• Extracted records:
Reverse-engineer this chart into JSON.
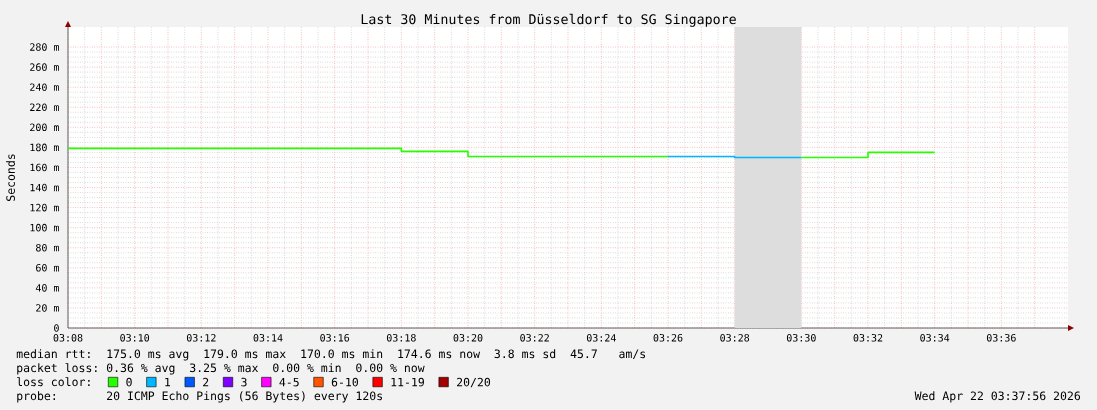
{
  "chart_data": {
    "type": "step",
    "title": "Last 30 Minutes from Düsseldorf to SG Singapore",
    "ylabel": "Seconds",
    "legend_title": "loss color:",
    "x": [
      "2026-04-22T03:08",
      "2026-04-22T03:10",
      "2026-04-22T03:12",
      "2026-04-22T03:14",
      "2026-04-22T03:16",
      "2026-04-22T03:18",
      "2026-04-22T03:20",
      "2026-04-22T03:22",
      "2026-04-22T03:24",
      "2026-04-22T03:26",
      "2026-04-22T03:28",
      "2026-04-22T03:30",
      "2026-04-22T03:32",
      "2026-04-22T03:34"
    ],
    "series": [
      {
        "name": "0",
        "color": "#26ff00",
        "values": [
          179,
          179,
          179,
          179,
          179,
          176,
          171,
          171,
          171,
          171,
          null,
          170,
          175,
          175
        ]
      },
      {
        "name": "1",
        "color": "#00b8ff",
        "values": [
          null,
          null,
          null,
          null,
          null,
          null,
          null,
          null,
          null,
          171,
          170,
          170,
          null,
          null
        ]
      },
      {
        "name": "2",
        "color": "#0059ff",
        "values": [
          null,
          null,
          null,
          null,
          null,
          null,
          null,
          null,
          null,
          null,
          null,
          null,
          null,
          null
        ]
      },
      {
        "name": "3",
        "color": "#7e00ff",
        "values": [
          null,
          null,
          null,
          null,
          null,
          null,
          null,
          null,
          null,
          null,
          null,
          null,
          null,
          null
        ]
      },
      {
        "name": "4-5",
        "color": "#ff00ff",
        "values": [
          null,
          null,
          null,
          null,
          null,
          null,
          null,
          null,
          null,
          null,
          null,
          null,
          null,
          null
        ]
      },
      {
        "name": "6-10",
        "color": "#ff5500",
        "values": [
          null,
          null,
          null,
          null,
          null,
          null,
          null,
          null,
          null,
          null,
          null,
          null,
          null,
          null
        ]
      },
      {
        "name": "11-19",
        "color": "#ff0000",
        "values": [
          null,
          null,
          null,
          null,
          null,
          null,
          null,
          null,
          null,
          null,
          null,
          null,
          null,
          null
        ]
      },
      {
        "name": "20/20",
        "color": "#a10000",
        "values": [
          null,
          null,
          null,
          null,
          null,
          null,
          null,
          null,
          null,
          null,
          null,
          null,
          null,
          null
        ]
      }
    ],
    "xlim": [
      "2026-04-22T03:08",
      "2026-04-22T03:38"
    ],
    "xticks": [
      {
        "value": "2026-04-22T03:08",
        "label": "03:08"
      },
      {
        "value": "2026-04-22T03:09",
        "label": null
      },
      {
        "value": "2026-04-22T03:10",
        "label": "03:10"
      },
      {
        "value": "2026-04-22T03:11",
        "label": null
      },
      {
        "value": "2026-04-22T03:12",
        "label": "03:12"
      },
      {
        "value": "2026-04-22T03:13",
        "label": null
      },
      {
        "value": "2026-04-22T03:14",
        "label": "03:14"
      },
      {
        "value": "2026-04-22T03:15",
        "label": null
      },
      {
        "value": "2026-04-22T03:16",
        "label": "03:16"
      },
      {
        "value": "2026-04-22T03:17",
        "label": null
      },
      {
        "value": "2026-04-22T03:18",
        "label": "03:18"
      },
      {
        "value": "2026-04-22T03:19",
        "label": null
      },
      {
        "value": "2026-04-22T03:20",
        "label": "03:20"
      },
      {
        "value": "2026-04-22T03:21",
        "label": null
      },
      {
        "value": "2026-04-22T03:22",
        "label": "03:22"
      },
      {
        "value": "2026-04-22T03:23",
        "label": null
      },
      {
        "value": "2026-04-22T03:24",
        "label": "03:24"
      },
      {
        "value": "2026-04-22T03:25",
        "label": null
      },
      {
        "value": "2026-04-22T03:26",
        "label": "03:26"
      },
      {
        "value": "2026-04-22T03:27",
        "label": null
      },
      {
        "value": "2026-04-22T03:28",
        "label": "03:28"
      },
      {
        "value": "2026-04-22T03:29",
        "label": null
      },
      {
        "value": "2026-04-22T03:30",
        "label": "03:30"
      },
      {
        "value": "2026-04-22T03:31",
        "label": null
      },
      {
        "value": "2026-04-22T03:32",
        "label": "03:32"
      },
      {
        "value": "2026-04-22T03:33",
        "label": null
      },
      {
        "value": "2026-04-22T03:34",
        "label": "03:34"
      },
      {
        "value": "2026-04-22T03:35",
        "label": null
      },
      {
        "value": "2026-04-22T03:36",
        "label": "03:36"
      },
      {
        "value": "2026-04-22T03:37",
        "label": null
      }
    ],
    "ylim": [
      0,
      300
    ],
    "yticks": [
      0,
      {
        "value": 20,
        "label": "20 m"
      },
      {
        "value": 40,
        "label": "40 m"
      },
      {
        "value": 60,
        "label": "60 m"
      },
      {
        "value": 80,
        "label": "80 m"
      },
      {
        "value": 100,
        "label": "100 m"
      },
      {
        "value": 120,
        "label": "120 m"
      },
      {
        "value": 140,
        "label": "140 m"
      },
      {
        "value": 160,
        "label": "160 m"
      },
      {
        "value": 180,
        "label": "180 m"
      },
      {
        "value": 200,
        "label": "200 m"
      },
      {
        "value": 220,
        "label": "220 m"
      },
      {
        "value": 240,
        "label": "240 m"
      },
      {
        "value": 260,
        "label": "260 m"
      },
      {
        "value": 280,
        "label": "280 m"
      }
    ],
    "grid": true,
    "legend": "bottom",
    "bands": [
      {
        "axis": "x",
        "from": "2026-04-22T03:28",
        "to": "2026-04-22T03:30",
        "color": "#dddddd"
      }
    ],
    "annotations": [
      "median rtt:  175.0 ms avg  179.0 ms max  170.0 ms min  174.6 ms now  3.8 ms sd  45.7   am/s",
      "packet loss: 0.36 % avg  3.25 % max  0.00 % min  0.00 % now",
      "probe:       20 ICMP Echo Pings (56 Bytes) every 120s",
      "Wed Apr 22 03:37:56 2026"
    ]
  }
}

• What is required: Give every record again exactly, apart from the pictures, which stay out.

• Solution to the problem:
Reverse-engineer this chart into JSON.
{
  "chart_data": {
    "type": "step",
    "title": "Last 30 Minutes from Düsseldorf to SG Singapore",
    "ylabel": "Seconds",
    "legend_title": "loss color:",
    "x": [
      "2026-04-22T03:08",
      "2026-04-22T03:10",
      "2026-04-22T03:12",
      "2026-04-22T03:14",
      "2026-04-22T03:16",
      "2026-04-22T03:18",
      "2026-04-22T03:20",
      "2026-04-22T03:22",
      "2026-04-22T03:24",
      "2026-04-22T03:26",
      "2026-04-22T03:28",
      "2026-04-22T03:30",
      "2026-04-22T03:32",
      "2026-04-22T03:34"
    ],
    "series": [
      {
        "name": "0",
        "color": "#26ff00",
        "values": [
          179,
          179,
          179,
          179,
          179,
          176,
          171,
          171,
          171,
          171,
          null,
          170,
          175,
          175
        ]
      },
      {
        "name": "1",
        "color": "#00b8ff",
        "values": [
          null,
          null,
          null,
          null,
          null,
          null,
          null,
          null,
          null,
          171,
          170,
          170,
          null,
          null
        ]
      },
      {
        "name": "2",
        "color": "#0059ff",
        "values": [
          null,
          null,
          null,
          null,
          null,
          null,
          null,
          null,
          null,
          null,
          null,
          null,
          null,
          null
        ]
      },
      {
        "name": "3",
        "color": "#7e00ff",
        "values": [
          null,
          null,
          null,
          null,
          null,
          null,
          null,
          null,
          null,
          null,
          null,
          null,
          null,
          null
        ]
      },
      {
        "name": "4-5",
        "color": "#ff00ff",
        "values": [
          null,
          null,
          null,
          null,
          null,
          null,
          null,
          null,
          null,
          null,
          null,
          null,
          null,
          null
        ]
      },
      {
        "name": "6-10",
        "color": "#ff5500",
        "values": [
          null,
          null,
          null,
          null,
          null,
          null,
          null,
          null,
          null,
          null,
          null,
          null,
          null,
          null
        ]
      },
      {
        "name": "11-19",
        "color": "#ff0000",
        "values": [
          null,
          null,
          null,
          null,
          null,
          null,
          null,
          null,
          null,
          null,
          null,
          null,
          null,
          null
        ]
      },
      {
        "name": "20/20",
        "color": "#a10000",
        "values": [
          null,
          null,
          null,
          null,
          null,
          null,
          null,
          null,
          null,
          null,
          null,
          null,
          null,
          null
        ]
      }
    ],
    "xlim": [
      "2026-04-22T03:08",
      "2026-04-22T03:38"
    ],
    "xticks": [
      {
        "value": "2026-04-22T03:08",
        "label": "03:08"
      },
      {
        "value": "2026-04-22T03:09",
        "label": null
      },
      {
        "value": "2026-04-22T03:10",
        "label": "03:10"
      },
      {
        "value": "2026-04-22T03:11",
        "label": null
      },
      {
        "value": "2026-04-22T03:12",
        "label": "03:12"
      },
      {
        "value": "2026-04-22T03:13",
        "label": null
      },
      {
        "value": "2026-04-22T03:14",
        "label": "03:14"
      },
      {
        "value": "2026-04-22T03:15",
        "label": null
      },
      {
        "value": "2026-04-22T03:16",
        "label": "03:16"
      },
      {
        "value": "2026-04-22T03:17",
        "label": null
      },
      {
        "value": "2026-04-22T03:18",
        "label": "03:18"
      },
      {
        "value": "2026-04-22T03:19",
        "label": null
      },
      {
        "value": "2026-04-22T03:20",
        "label": "03:20"
      },
      {
        "value": "2026-04-22T03:21",
        "label": null
      },
      {
        "value": "2026-04-22T03:22",
        "label": "03:22"
      },
      {
        "value": "2026-04-22T03:23",
        "label": null
      },
      {
        "value": "2026-04-22T03:24",
        "label": "03:24"
      },
      {
        "value": "2026-04-22T03:25",
        "label": null
      },
      {
        "value": "2026-04-22T03:26",
        "label": "03:26"
      },
      {
        "value": "2026-04-22T03:27",
        "label": null
      },
      {
        "value": "2026-04-22T03:28",
        "label": "03:28"
      },
      {
        "value": "2026-04-22T03:29",
        "label": null
      },
      {
        "value": "2026-04-22T03:30",
        "label": "03:30"
      },
      {
        "value": "2026-04-22T03:31",
        "label": null
      },
      {
        "value": "2026-04-22T03:32",
        "label": "03:32"
      },
      {
        "value": "2026-04-22T03:33",
        "label": null
      },
      {
        "value": "2026-04-22T03:34",
        "label": "03:34"
      },
      {
        "value": "2026-04-22T03:35",
        "label": null
      },
      {
        "value": "2026-04-22T03:36",
        "label": "03:36"
      },
      {
        "value": "2026-04-22T03:37",
        "label": null
      }
    ],
    "ylim": [
      0,
      300
    ],
    "yticks": [
      0,
      {
        "value": 20,
        "label": "20 m"
      },
      {
        "value": 40,
        "label": "40 m"
      },
      {
        "value": 60,
        "label": "60 m"
      },
      {
        "value": 80,
        "label": "80 m"
      },
      {
        "value": 100,
        "label": "100 m"
      },
      {
        "value": 120,
        "label": "120 m"
      },
      {
        "value": 140,
        "label": "140 m"
      },
      {
        "value": 160,
        "label": "160 m"
      },
      {
        "value": 180,
        "label": "180 m"
      },
      {
        "value": 200,
        "label": "200 m"
      },
      {
        "value": 220,
        "label": "220 m"
      },
      {
        "value": 240,
        "label": "240 m"
      },
      {
        "value": 260,
        "label": "260 m"
      },
      {
        "value": 280,
        "label": "280 m"
      }
    ],
    "grid": true,
    "legend": "bottom",
    "bands": [
      {
        "axis": "x",
        "from": "2026-04-22T03:28",
        "to": "2026-04-22T03:30",
        "color": "#dddddd"
      }
    ],
    "annotations": [
      "median rtt:  175.0 ms avg  179.0 ms max  170.0 ms min  174.6 ms now  3.8 ms sd  45.7   am/s",
      "packet loss: 0.36 % avg  3.25 % max  0.00 % min  0.00 % now",
      "probe:       20 ICMP Echo Pings (56 Bytes) every 120s",
      "Wed Apr 22 03:37:56 2026"
    ]
  }
}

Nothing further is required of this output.